>> BEGIN Data to process
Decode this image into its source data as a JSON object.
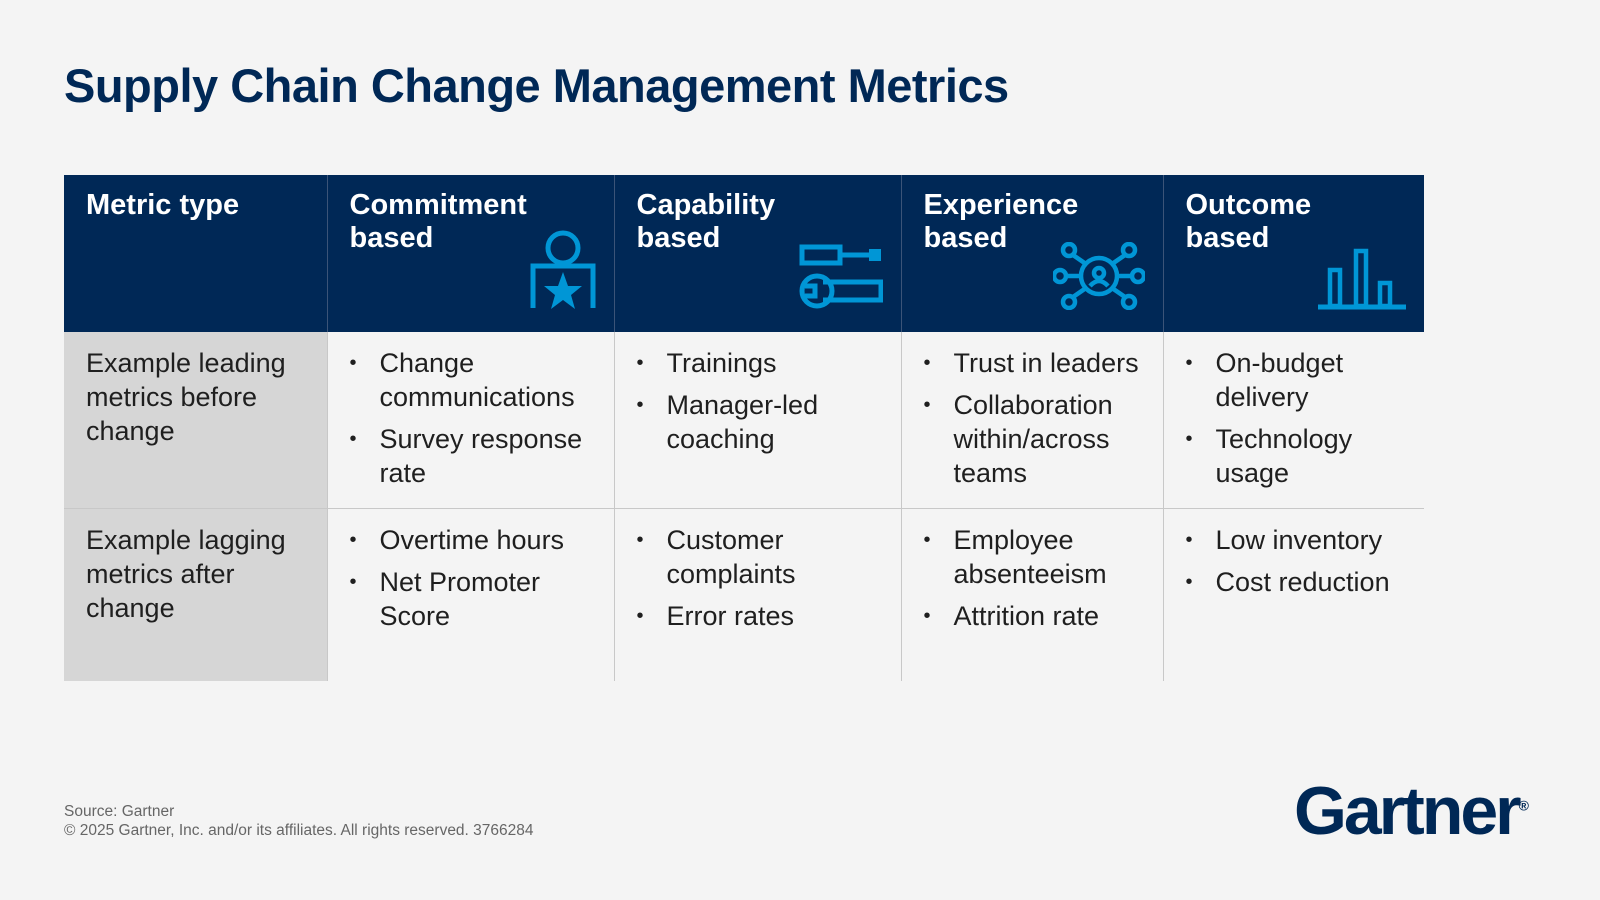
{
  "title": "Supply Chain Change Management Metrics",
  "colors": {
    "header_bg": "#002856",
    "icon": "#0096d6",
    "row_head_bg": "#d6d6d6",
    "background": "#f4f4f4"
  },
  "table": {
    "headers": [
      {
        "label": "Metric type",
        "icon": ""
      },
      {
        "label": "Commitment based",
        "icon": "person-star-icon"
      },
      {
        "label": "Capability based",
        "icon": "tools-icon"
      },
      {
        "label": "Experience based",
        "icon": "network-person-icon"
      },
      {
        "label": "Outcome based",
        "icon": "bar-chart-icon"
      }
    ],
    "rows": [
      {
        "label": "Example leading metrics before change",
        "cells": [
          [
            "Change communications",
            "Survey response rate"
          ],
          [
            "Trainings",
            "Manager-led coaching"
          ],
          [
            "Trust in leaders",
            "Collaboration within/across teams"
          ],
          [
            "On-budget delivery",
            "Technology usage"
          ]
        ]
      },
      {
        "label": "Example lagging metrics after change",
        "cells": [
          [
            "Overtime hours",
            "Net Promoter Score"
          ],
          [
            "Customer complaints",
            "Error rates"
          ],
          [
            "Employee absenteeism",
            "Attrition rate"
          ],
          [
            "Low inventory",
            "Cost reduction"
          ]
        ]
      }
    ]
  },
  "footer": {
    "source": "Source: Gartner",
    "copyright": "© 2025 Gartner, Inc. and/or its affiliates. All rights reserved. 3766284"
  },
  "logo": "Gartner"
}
>> END Data to process
>> BEGIN Data to process
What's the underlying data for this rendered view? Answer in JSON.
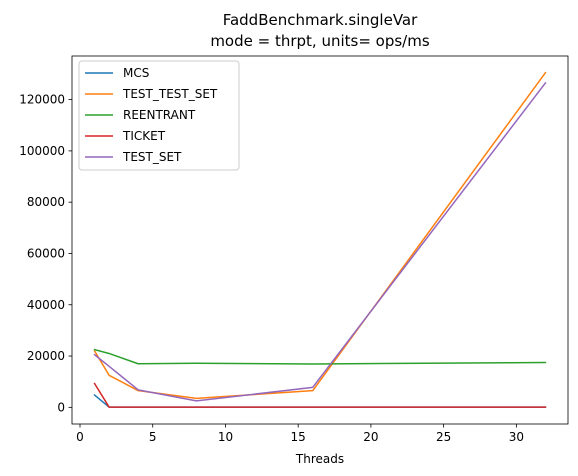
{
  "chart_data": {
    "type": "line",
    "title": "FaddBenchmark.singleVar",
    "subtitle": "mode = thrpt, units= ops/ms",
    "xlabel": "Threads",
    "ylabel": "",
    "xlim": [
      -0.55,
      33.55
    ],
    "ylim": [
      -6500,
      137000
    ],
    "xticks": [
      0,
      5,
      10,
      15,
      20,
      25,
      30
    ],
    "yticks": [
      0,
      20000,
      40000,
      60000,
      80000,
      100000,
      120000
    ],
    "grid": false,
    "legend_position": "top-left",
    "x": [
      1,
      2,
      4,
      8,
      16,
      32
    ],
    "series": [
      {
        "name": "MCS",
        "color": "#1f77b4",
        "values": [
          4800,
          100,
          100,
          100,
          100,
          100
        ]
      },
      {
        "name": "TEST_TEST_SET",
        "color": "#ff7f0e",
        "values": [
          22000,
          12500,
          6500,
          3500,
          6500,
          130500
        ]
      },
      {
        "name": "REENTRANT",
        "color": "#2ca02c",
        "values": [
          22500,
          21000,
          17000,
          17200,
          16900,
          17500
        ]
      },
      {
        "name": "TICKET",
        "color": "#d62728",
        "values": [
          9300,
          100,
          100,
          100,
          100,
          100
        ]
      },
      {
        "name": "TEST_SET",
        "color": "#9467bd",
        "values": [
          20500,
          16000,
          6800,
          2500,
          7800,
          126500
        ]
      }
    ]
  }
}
>> END Data to process
**Exercise objective**
Which lines hold the string "based"? Copy all of them from the data above.

**Solution for this exercise**
        "label": "Commitment based",
        "label": "Capability based",
        "label": "Experience based",
        "label": "Outcome based",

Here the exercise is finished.